# Help in Creating Drop Down Menu's?



## Sirtovin (Feb 12, 2003)

Hi guys... I am new to making website... my own website is in development by me... Http://www.distortedtimeinc.com

I am using dreamweaver Mx... But I do not understand how to make a drop down menu for my buttons... Please someone be patient and tell me what to do?

Thanks... Or if I can use an easy Mac Os X program that will help me do it... thanks.


----------



## uoba (Feb 13, 2003)

Do you have Fireworks MX? You can create them rather easily in this and then port them to Dreamweaver... otherwise, in Dreamweaver (although I've only done drop-downs in GoLive)... you will have to use Layers Show/Hide  facility.


----------



## Sirtovin (Feb 13, 2003)

> _Originally posted by uoba _
> *Do you have Fireworks MX? You can create them rather easily in this and then port them to Dreamweaver... otherwise, in Dreamweaver (although I've only done drop-downs in GoLive)... you will have to use Layers Show/Hide  facility. *



Maybe I should buy Go-Live?  Because I find it hard to make the menu in fireworks.


----------



## uoba (Feb 14, 2003)

I used to swear by GoLive, used to hate Dreamweaver... until the MX suite came out.

If your looking to get basic sites done, then GoLive is a great deal simpler (though from memory, drop-down menus will not be too much easier than in Macromedia products).


----------



## Iolaire (Feb 16, 2003)

Check out the PVII extensions for Dreamweaver, you can do what you need with the free extensions.

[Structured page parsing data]
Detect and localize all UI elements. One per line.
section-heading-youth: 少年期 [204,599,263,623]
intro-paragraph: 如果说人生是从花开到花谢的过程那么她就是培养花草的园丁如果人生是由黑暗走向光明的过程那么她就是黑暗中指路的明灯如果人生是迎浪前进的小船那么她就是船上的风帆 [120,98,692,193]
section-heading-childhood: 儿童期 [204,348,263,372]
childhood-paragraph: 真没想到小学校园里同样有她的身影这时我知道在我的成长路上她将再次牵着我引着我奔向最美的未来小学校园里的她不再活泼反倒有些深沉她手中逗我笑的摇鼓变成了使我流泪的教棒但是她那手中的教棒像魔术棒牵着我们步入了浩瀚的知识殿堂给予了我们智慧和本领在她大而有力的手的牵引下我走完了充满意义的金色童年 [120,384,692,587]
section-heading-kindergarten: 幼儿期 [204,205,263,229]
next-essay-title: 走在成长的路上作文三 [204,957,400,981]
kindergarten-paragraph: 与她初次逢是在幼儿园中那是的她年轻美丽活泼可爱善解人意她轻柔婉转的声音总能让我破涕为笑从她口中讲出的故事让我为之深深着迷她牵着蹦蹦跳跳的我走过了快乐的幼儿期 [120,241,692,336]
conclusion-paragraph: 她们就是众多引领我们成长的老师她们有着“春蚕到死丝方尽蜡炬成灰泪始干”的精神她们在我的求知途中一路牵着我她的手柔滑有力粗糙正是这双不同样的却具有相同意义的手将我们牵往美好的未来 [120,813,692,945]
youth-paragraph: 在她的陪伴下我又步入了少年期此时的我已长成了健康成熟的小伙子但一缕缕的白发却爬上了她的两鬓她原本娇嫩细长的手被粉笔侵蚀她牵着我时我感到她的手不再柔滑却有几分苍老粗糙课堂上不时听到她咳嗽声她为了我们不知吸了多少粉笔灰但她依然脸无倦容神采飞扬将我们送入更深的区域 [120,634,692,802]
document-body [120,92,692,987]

Tasks:
1: In the drop-down menu thread, which Dreamweaver extensions does Iolaire recommend?
2: Carry on the drop-down menu thread from the point where it stops.

Written responses:
1: The PVII extensions; Iolaire says the free ones can do what is needed.

2:
See:
PVII Dropdown Menus- Part 1 Tutorial
http://www.projectseven.com/tutorials/menuing/mcloser/index.htm
or
Simple VII Menus- Part 1
http://www.projectseven.com/tutorials/auto_hide/index.htm

They have wonderful products.
iolaire


----------



## Sirtovin (Feb 16, 2003)

> _Originally posted by Iolaire _
> *Check out the PVII extensions for Dreamweaver, you can do what you need with the free extensions.
> 
> See:
> ...



I am going to give go live a try... is there a pack for that?


----------



## Iolaire (Feb 16, 2003)

PVII is for Dreamweaver only.  But I think if you try the tutorials you will find it quite easy to do cool stuff.  The best thing is it is all layer based and you can place the layers numerically via Dreamweaver.
iolaire


----------



## JetwingX (Feb 17, 2003)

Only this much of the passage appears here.